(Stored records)
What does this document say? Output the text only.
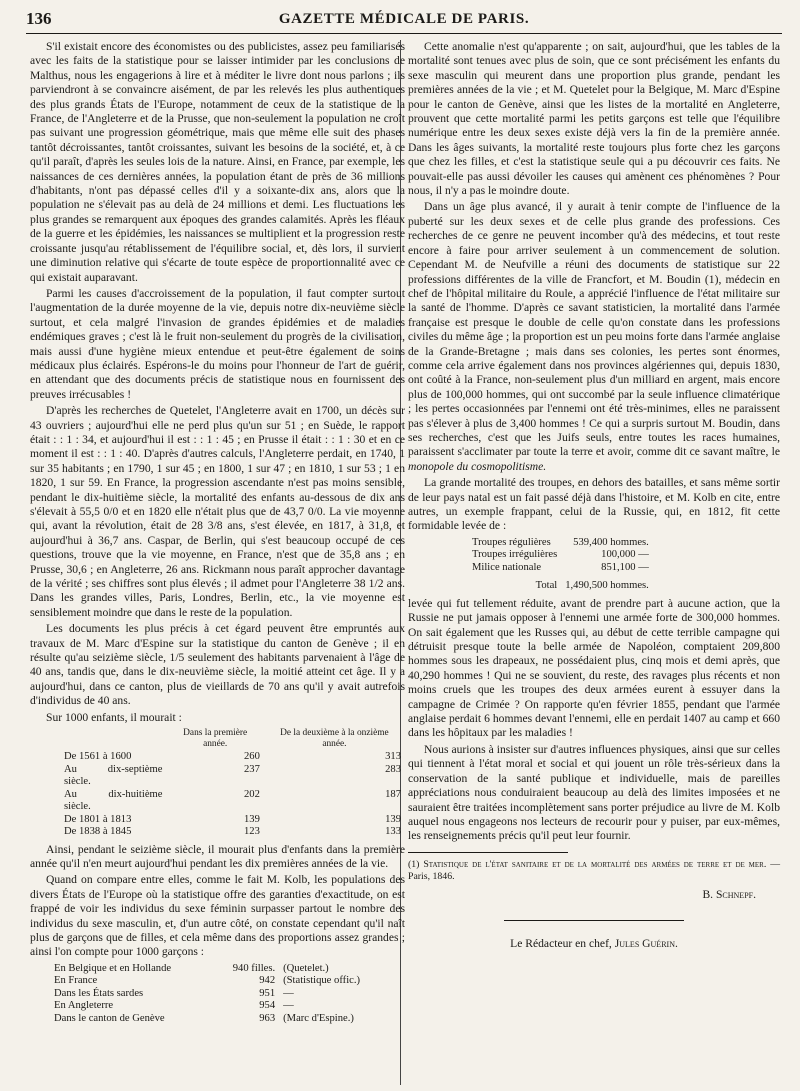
136	GAZETTE MÉDICALE DE PARIS.

S'il existait encore des économistes ou des publicistes, assez peu familiarisés avec les faits de la statistique pour se laisser intimider par les conclusions de Malthus, nous les engagerions à lire et à méditer le livre dont nous parlons ; ils parviendront à se convaincre aisément, de par les relevés les plus authentiques des plus grands États de l'Europe, notamment de ceux de la statistique de la France, de l'Angleterre et de la Prusse, que non-seulement la population ne croît pas suivant une progression géométrique, mais que même elle suit des phases tantôt décroissantes, tantôt croissantes, suivant les besoins de la société, et, à ce qu'il paraît, d'après les seules lois de la nature. Ainsi, en France, par exemple, les naissances de ces dernières années, la population étant de près de 36 millions d'habitants, n'ont pas dépassé celles d'il y a soixante-dix ans, alors que la population ne s'élevait pas au delà de 24 millions et demi. Les fluctuations les plus grandes se remarquent aux époques des grandes calamités. Après les fléaux de la guerre et les épidémies, les naissances se multiplient et la progression reste croissante jusqu'au rétablissement de l'équilibre social, et, dès lors, il survient une diminution relative qui s'écarte de toute espèce de proportionnalité avec ce qui existait auparavant.

Parmi les causes d'accroissement de la population, il faut compter surtout l'augmentation de la durée moyenne de la vie, depuis notre dix-neuvième siècle surtout, et cela malgré l'invasion de grandes épidémies et de maladies endémiques graves ; c'est là le fruit non-seulement du progrès de la civilisation, mais aussi d'une hygiène mieux entendue et peut-être également de soins médicaux plus éclairés. Espérons-le du moins pour l'honneur de l'art de guérir, en attendant que des documents précis de statistique nous en fournissent des preuves irrécusables !

D'après les recherches de Quetelet, l'Angleterre avait en 1700, un décès sur 43 ouvriers ; aujourd'hui elle ne perd plus qu'un sur 51 ; en Suède, le rapport était : : 1 : 34, et aujourd'hui il est : : 1 : 45 ; en Prusse il était : : 1 : 30 et en ce moment il est : : 1 : 40. D'après d'autres calculs, l'Angleterre perdait, en 1740, 1 sur 35 habitants ; en 1790, 1 sur 45 ; en 1800, 1 sur 47 ; en 1810, 1 sur 53 ; 1 en 1820, 1 sur 59. En France, la progression ascendante n'est pas moins sensible, pendant le dix-huitième siècle, la mortalité des enfants au-dessous de dix ans s'élevait à 55,5 0/0 et en 1820 elle n'était plus que de 43,7 0/0. La vie moyenne qui, avant la révolution, était de 28 3/8 ans, s'est élevée, en 1817, à 31,8, et aujourd'hui à 36,7 ans. Caspar, de Berlin, qui s'est beaucoup occupé de ces questions, trouve que la vie moyenne, en France, n'est que de 35,8 ans ; en Prusse, 30,6 ; en Angleterre, 26 ans. Rickmann nous paraît approcher davantage de la vérité ; ses chiffres sont plus élevés ; il admet pour l'Angleterre 38 1/2 ans. Dans les grandes villes, Paris, Londres, Berlin, etc., la vie moyenne est sensiblement moindre que dans le reste de la population.

Les documents les plus précis à cet égard peuvent être empruntés aux travaux de M. Marc d'Espine sur la statistique du canton de Genève ; il en résulte qu'au seizième siècle, 1/5 seulement des habitants parvenaient à l'âge de 40 ans, tandis que, dans le dix-neuvième siècle, la moitié atteint cet âge. Il y a aujourd'hui, dans ce canton, plus de vieillards de 70 ans qu'il y avait autrefois d'individus de 40 ans.

Sur 1000 enfants, il mourait :

	Dans la première année.	De la deuxième à la onzième année.
De 1561 à 1600	260	313
Au dix-septième siècle.	237	283
Au dix-huitième siècle.	202	187
De 1801 à 1813	139	139
De 1838 à 1845	123	133

Ainsi, pendant le seizième siècle, il mourait plus d'enfants dans la première année qu'il n'en meurt aujourd'hui pendant les dix premières années de la vie.

Quand on compare entre elles, comme le fait M. Kolb, les populations des divers États de l'Europe où la statistique offre des garanties d'exactitude, on est frappé de voir les individus du sexe féminin surpasser partout le nombre des individus du sexe masculin, et, d'un autre côté, on constate cependant qu'il naît plus de garçons que de filles, et cela même dans des proportions assez grandes ; ainsi l'on compte pour 1000 garçons :

En Belgique et en Hollande	940 filles.	(Quetelet.)
En France	942	(Statistique offic.)
Dans les États sardes	951	—
En Angleterre	954	—
Dans le canton de Genève	963	(Marc d'Espine.)

Cette anomalie n'est qu'apparente ; on sait, aujourd'hui, que les tables de la mortalité sont tenues avec plus de soin, que ce sont précisément les enfants du sexe masculin qui meurent dans une proportion plus grande, pendant les premières années de la vie ; et M. Quetelet pour la Belgique, M. Marc d'Espine pour le canton de Genève, ainsi que les listes de la mortalité en Angleterre, prouvent que cette mortalité parmi les petits garçons est telle que l'équilibre numérique entre les deux sexes existe déjà vers la fin de la première année. Dans les âges suivants, la mortalité reste toujours plus forte chez les garçons que chez les filles, et c'est la statistique seule qui a pu découvrir ces faits. Ne pouvait-elle pas aussi dévoiler les causes qui amènent ces phénomènes ? Pour nous, il n'y a pas le moindre doute.

Dans un âge plus avancé, il y aurait à tenir compte de l'influence de la puberté sur les deux sexes et de celle plus grande des professions. Ces recherches de ce genre ne peuvent incomber qu'à des médecins, et tout reste encore à faire pour arriver seulement à un commencement de solution. Cependant M. de Neufville a réuni des documents de statistique sur 22 professions différentes de la ville de Francfort, et M. Boudin (1), médecin en chef de l'hôpital militaire du Roule, a apprécié l'influence de l'état militaire sur la santé de l'homme. D'après ce savant statisticien, la mortalité dans l'armée française est presque le double de celle qu'on constate dans les professions civiles du même âge ; la proportion est un peu moins forte dans l'armée anglaise de la Grande-Bretagne ; mais dans ses colonies, les pertes sont énormes, comme cela arrive également dans nos provinces algériennes qui, depuis 1830, ont coûté à la France, non-seulement plus d'un milliard en argent, mais encore plus de 100,000 hommes, qui ont succombé par la seule influence climatérique ; les pertes occasionnées par l'ennemi ont été très-minimes, elles ne paraissent pas s'élever à plus de 3,400 hommes ! Ce qui a surpris surtout M. Boudin, dans ses recherches, c'est que les Juifs seuls, entre toutes les races humaines, paraissent s'acclimater par toute la terre et avoir, comme dit ce savant maître, le monopole du cosmopolitisme.

La grande mortalité des troupes, en dehors des batailles, et sans même sortir de leur pays natal est un fait passé déjà dans l'histoire, et M. Kolb en cite, entre autres, un exemple frappant, celui de la Russie, qui, en 1812, fit cette formidable levée de :

Troupes régulières	539,400 hommes.
Troupes irrégulières	100,000 —
Milice nationale	851,100 —
Total	1,490,500 hommes.

levée qui fut tellement réduite, avant de prendre part à aucune action, que la Russie ne put jamais opposer à l'ennemi une armée forte de 300,000 hommes. On sait également que les Russes qui, au début de cette terrible campagne qui détruisit presque toute la belle armée de Napoléon, comptaient 209,800 hommes sous les drapeaux, ne possédaient plus, cinq mois et demi après, que 40,290 hommes ! Qui ne se souvient, du reste, des ravages plus récents et non moins cruels que les troupes des deux armées eurent à essuyer dans la campagne de Crimée ? On rapporte qu'en février 1855, pendant que l'armée anglaise perdait 6 hommes devant l'ennemi, elle en perdait 1407 au camp et 660 dans les hôpitaux par les maladies !

Nous aurions à insister sur d'autres influences physiques, ainsi que sur celles qui tiennent à l'état moral et social et qui jouent un rôle très-sérieux dans la conservation de la santé publique et individuelle, mais de pareilles appréciations nous conduiraient beaucoup au delà des limites imposées et ne sauraient être traitées incomplètement sans porter préjudice au livre de M. Kolb auquel nous engageons nos lecteurs de recourir pour y puiser, par eux-mêmes, les renseignements précis qu'il peut leur fournir.

(1) Statistique de l'état sanitaire et de la mortalité des armées de terre et de mer. — Paris, 1846.

B. Schnepf.

Le Rédacteur en chef, Jules Guérin.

* [Instructions for the task] Write out every line from the entries where "mourait" appears.

* [Result]
Sur 1000 enfants, il mourait :
Ainsi, pendant le seizième siècle, il mourait plus d'enfants dans la première année qu'il n'en meurt aujourd'hui pendant les dix premières années de la vie.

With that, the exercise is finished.